▸ Given task
Determine the number of lines containing the word "говорити". Reply with it and nothing else.

▸ Dataset rows
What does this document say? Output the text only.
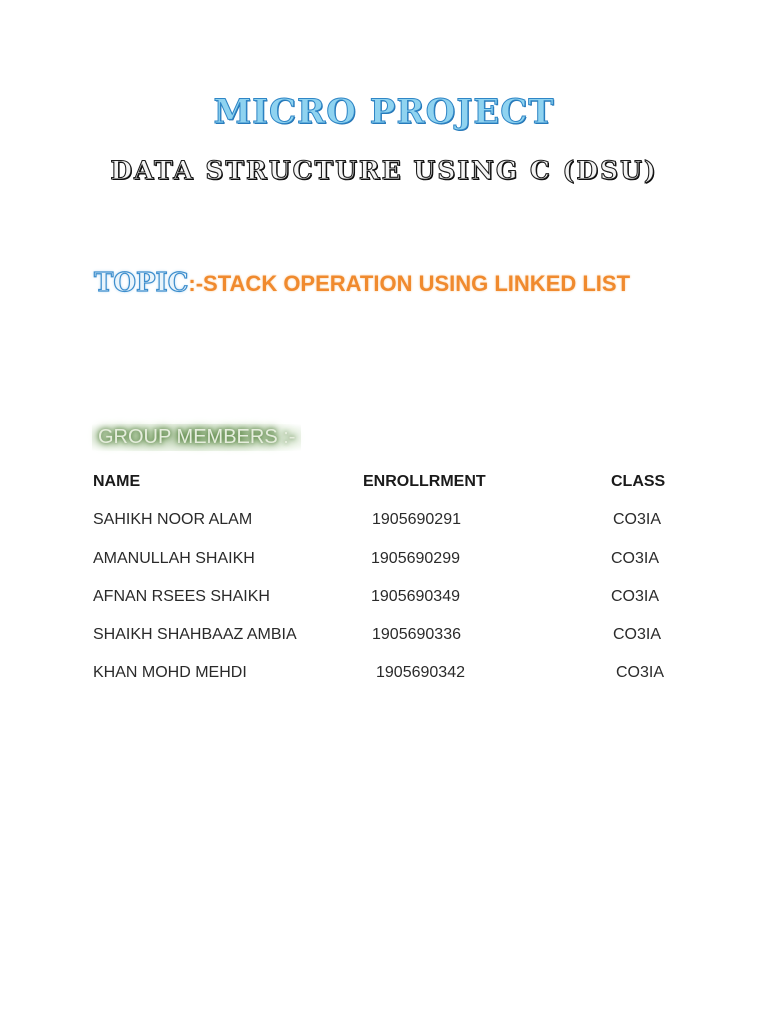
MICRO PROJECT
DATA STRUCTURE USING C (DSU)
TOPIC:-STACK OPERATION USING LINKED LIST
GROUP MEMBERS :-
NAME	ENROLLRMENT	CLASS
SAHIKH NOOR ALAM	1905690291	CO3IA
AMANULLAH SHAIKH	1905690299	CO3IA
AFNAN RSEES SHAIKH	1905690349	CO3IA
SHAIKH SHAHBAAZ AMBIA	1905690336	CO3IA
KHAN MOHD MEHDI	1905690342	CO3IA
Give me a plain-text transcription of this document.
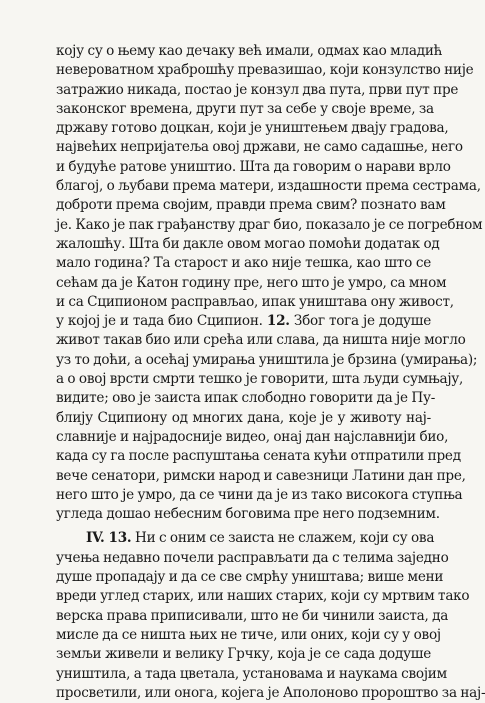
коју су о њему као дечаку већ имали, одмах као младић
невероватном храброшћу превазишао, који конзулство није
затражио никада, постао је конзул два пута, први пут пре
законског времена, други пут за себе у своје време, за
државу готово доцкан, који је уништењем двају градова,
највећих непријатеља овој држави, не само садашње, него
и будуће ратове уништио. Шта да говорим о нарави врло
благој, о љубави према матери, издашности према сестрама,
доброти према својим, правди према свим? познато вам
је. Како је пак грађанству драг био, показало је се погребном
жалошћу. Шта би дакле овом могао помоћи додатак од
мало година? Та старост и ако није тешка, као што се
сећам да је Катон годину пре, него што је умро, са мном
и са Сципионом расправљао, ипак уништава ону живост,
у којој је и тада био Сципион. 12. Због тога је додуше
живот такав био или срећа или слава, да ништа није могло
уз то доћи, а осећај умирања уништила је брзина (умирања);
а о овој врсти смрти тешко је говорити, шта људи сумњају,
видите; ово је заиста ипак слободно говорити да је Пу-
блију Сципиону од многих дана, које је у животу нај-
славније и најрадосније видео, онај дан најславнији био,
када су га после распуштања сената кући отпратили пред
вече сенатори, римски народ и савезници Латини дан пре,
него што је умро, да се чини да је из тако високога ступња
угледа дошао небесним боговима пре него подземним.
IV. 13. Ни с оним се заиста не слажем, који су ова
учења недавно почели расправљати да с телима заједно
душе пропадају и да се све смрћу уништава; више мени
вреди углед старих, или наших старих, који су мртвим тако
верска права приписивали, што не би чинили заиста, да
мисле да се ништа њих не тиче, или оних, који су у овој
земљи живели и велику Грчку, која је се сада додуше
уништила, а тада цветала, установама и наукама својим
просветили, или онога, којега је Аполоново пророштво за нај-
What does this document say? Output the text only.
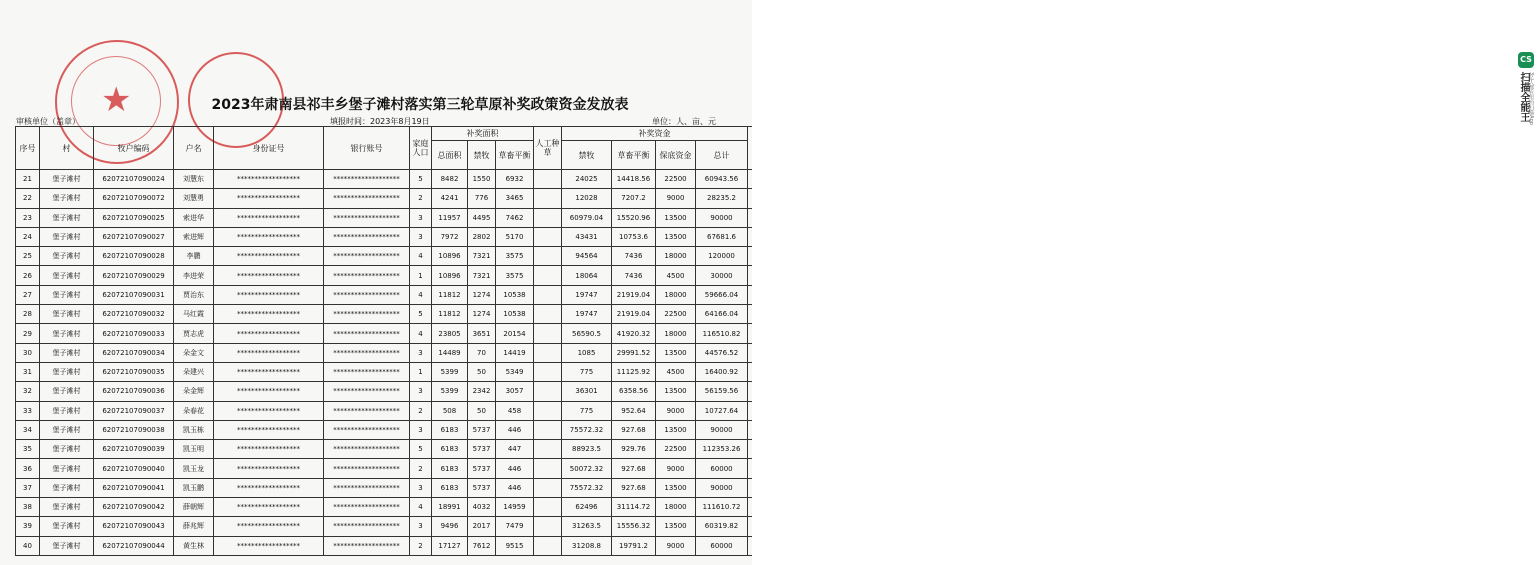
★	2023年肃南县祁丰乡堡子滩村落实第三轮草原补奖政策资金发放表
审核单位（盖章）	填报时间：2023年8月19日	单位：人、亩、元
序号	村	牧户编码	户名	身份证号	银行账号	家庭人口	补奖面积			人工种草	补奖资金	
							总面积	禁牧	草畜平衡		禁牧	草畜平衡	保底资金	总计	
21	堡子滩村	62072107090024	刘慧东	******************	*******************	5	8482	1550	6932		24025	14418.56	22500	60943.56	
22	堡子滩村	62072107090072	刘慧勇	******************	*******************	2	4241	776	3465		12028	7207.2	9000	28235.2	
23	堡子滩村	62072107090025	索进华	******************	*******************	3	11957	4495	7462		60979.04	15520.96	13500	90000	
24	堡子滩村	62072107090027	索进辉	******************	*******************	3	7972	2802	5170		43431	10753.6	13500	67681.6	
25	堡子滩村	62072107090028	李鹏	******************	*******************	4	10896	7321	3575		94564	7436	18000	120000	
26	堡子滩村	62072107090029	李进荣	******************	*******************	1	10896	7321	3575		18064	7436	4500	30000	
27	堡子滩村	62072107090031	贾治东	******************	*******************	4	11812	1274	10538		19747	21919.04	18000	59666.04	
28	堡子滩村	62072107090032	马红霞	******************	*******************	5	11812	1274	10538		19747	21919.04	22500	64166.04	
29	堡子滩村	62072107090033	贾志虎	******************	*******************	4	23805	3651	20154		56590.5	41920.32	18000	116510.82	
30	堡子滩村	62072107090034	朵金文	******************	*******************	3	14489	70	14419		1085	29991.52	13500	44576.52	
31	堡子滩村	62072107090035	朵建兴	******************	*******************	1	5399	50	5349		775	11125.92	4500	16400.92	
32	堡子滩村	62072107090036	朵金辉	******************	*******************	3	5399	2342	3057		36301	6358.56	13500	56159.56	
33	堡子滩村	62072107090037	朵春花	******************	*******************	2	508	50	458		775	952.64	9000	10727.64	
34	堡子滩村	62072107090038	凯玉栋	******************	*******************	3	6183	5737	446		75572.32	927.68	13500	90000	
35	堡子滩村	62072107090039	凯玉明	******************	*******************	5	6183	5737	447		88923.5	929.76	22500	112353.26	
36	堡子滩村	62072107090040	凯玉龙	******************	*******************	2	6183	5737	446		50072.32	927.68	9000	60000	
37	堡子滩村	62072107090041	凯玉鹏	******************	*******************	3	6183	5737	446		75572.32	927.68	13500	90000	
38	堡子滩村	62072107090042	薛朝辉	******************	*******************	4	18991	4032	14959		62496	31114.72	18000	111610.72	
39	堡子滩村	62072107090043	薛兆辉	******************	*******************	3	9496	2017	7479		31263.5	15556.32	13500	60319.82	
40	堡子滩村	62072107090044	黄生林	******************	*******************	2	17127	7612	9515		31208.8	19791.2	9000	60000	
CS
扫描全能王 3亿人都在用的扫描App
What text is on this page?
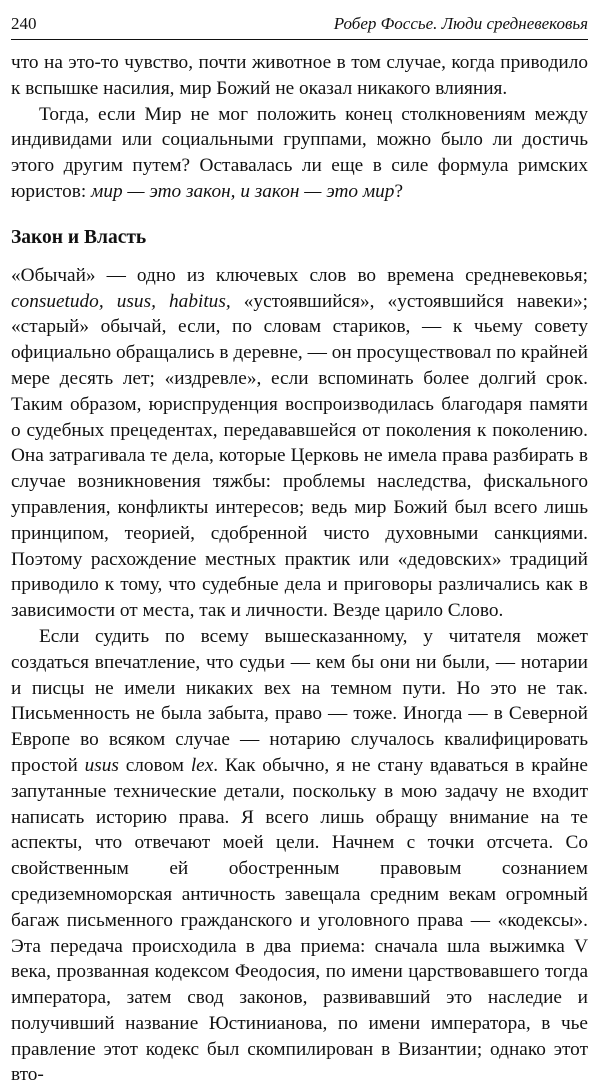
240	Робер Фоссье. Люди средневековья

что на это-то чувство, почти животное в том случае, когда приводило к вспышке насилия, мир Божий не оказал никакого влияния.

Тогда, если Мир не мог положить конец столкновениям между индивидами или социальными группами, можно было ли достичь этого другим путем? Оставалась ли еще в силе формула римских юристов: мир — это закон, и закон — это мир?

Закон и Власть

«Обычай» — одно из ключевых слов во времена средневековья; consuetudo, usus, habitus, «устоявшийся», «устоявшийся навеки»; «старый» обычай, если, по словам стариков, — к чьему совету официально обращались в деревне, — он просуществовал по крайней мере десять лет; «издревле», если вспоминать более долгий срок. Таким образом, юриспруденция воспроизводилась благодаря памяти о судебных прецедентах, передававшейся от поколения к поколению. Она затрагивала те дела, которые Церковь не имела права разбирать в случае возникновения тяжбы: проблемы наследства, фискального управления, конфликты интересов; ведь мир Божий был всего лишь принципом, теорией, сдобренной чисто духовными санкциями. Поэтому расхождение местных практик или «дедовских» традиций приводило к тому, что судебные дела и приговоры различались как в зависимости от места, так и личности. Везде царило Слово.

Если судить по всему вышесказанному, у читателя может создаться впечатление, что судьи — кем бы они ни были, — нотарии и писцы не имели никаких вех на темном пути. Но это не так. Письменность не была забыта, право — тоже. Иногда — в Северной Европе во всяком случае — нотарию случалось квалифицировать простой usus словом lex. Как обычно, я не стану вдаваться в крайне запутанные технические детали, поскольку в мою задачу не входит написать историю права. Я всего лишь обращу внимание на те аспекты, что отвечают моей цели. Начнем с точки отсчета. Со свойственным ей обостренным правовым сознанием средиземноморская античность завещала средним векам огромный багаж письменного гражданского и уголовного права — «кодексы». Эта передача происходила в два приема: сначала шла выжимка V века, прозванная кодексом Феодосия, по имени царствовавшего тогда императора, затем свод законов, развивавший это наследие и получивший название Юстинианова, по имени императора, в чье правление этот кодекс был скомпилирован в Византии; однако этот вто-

▸ Solution
2